→ Saved data entries
------------------------------------------------------------------------

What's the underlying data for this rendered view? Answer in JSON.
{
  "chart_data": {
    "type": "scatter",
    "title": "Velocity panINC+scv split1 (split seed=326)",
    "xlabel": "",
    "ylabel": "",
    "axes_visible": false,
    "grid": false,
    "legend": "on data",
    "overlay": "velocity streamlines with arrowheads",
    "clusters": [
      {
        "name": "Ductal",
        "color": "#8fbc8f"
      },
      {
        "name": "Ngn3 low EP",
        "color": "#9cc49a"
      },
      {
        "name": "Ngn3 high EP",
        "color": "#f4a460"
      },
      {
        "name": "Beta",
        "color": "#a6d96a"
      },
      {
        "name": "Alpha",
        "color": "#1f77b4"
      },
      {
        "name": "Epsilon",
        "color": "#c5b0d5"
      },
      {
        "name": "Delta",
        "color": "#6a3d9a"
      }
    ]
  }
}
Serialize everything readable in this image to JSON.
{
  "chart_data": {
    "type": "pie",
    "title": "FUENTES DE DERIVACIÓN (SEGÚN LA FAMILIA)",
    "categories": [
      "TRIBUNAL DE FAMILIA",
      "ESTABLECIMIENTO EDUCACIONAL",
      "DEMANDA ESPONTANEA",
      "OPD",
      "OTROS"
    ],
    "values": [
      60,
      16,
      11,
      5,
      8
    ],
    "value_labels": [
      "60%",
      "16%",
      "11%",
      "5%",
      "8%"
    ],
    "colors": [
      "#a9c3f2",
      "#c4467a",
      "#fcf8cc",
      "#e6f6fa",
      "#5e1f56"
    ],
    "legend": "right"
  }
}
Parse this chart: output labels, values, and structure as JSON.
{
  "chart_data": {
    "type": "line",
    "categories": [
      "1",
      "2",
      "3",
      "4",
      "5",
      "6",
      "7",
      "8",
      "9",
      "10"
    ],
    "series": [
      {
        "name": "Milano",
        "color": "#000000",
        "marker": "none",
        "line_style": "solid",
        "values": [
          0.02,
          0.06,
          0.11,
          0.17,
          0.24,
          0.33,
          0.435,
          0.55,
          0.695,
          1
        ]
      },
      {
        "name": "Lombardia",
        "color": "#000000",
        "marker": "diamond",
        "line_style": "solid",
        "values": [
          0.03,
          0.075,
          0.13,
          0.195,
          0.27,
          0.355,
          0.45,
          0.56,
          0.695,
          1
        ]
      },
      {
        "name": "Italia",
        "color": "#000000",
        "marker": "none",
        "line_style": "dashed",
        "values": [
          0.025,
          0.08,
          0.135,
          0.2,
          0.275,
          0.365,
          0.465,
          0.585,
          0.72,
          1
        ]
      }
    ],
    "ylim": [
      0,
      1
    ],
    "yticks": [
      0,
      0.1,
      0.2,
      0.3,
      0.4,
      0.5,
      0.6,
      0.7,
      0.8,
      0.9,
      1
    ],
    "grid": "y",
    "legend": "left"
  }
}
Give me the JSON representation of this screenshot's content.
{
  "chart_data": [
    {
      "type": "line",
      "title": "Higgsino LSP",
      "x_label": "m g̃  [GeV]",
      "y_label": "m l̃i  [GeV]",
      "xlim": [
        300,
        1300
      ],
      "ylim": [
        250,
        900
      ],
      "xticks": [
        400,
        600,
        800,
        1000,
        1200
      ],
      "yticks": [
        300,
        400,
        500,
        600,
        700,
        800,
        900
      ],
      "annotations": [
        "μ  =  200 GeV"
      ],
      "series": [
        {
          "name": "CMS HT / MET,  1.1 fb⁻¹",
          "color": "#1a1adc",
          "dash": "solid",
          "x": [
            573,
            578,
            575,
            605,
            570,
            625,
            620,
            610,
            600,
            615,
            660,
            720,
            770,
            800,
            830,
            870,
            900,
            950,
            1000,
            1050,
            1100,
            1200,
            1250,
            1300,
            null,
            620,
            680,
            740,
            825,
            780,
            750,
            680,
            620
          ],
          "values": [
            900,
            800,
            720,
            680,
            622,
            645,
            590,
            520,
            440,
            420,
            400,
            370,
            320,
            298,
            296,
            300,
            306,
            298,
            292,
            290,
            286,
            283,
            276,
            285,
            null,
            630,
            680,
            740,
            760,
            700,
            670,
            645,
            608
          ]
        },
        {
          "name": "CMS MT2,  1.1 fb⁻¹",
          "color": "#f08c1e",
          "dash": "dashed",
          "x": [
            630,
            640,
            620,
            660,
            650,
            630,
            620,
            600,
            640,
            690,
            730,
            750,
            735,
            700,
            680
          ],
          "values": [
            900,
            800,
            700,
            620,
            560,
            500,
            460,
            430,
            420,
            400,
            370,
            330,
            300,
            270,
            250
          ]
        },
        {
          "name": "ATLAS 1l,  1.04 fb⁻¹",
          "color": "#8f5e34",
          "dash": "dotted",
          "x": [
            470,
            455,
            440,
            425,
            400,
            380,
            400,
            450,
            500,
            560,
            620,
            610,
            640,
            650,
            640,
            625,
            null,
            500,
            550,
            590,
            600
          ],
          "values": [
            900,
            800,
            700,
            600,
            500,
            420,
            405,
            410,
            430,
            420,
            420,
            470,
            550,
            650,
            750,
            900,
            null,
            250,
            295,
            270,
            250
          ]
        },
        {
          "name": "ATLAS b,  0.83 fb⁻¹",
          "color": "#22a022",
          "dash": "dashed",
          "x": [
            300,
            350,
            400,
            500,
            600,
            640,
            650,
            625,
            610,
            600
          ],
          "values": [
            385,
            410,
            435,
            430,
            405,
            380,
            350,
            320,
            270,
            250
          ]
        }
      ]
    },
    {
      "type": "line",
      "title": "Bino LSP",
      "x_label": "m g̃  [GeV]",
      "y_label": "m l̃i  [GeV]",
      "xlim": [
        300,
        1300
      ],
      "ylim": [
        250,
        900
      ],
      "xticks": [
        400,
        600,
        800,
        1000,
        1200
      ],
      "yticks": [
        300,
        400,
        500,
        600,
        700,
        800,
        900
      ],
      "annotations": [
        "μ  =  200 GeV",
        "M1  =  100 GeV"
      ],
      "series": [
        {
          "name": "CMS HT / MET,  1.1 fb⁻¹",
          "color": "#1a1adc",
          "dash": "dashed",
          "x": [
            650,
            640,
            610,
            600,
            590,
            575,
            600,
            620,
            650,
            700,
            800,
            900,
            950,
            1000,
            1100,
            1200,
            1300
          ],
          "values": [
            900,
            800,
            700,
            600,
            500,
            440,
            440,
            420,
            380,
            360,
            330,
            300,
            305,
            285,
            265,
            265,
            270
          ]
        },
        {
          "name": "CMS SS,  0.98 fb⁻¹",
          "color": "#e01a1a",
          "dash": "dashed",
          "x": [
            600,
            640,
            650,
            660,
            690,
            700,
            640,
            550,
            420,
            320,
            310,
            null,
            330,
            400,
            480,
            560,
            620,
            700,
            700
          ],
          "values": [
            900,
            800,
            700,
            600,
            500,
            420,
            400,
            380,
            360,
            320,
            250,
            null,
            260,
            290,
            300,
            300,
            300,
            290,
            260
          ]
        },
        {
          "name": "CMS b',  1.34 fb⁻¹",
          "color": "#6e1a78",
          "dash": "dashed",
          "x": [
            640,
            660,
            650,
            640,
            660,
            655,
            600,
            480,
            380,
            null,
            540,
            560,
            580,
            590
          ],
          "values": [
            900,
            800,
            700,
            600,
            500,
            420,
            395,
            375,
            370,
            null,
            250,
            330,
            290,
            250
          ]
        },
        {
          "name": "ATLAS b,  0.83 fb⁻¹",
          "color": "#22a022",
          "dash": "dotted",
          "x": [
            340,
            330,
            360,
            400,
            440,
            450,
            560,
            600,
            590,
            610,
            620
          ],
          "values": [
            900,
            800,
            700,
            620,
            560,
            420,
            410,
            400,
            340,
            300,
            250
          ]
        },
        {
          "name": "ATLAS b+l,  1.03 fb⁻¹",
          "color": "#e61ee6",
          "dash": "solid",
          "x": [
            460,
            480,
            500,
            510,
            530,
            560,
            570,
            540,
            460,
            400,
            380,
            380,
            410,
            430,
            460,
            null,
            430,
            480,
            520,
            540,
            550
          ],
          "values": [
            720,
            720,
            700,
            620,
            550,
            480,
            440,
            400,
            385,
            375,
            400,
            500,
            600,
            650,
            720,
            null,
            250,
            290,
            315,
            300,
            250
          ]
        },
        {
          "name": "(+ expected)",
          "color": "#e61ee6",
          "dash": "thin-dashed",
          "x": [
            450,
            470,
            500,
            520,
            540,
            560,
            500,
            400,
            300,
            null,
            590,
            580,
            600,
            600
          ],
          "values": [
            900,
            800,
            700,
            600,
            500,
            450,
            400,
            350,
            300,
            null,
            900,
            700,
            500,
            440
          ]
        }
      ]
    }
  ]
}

------------------------------------------------------------------------

Provide the number of lines in these entries that hold the word "this", without any accompanying text.

→ Written solution
4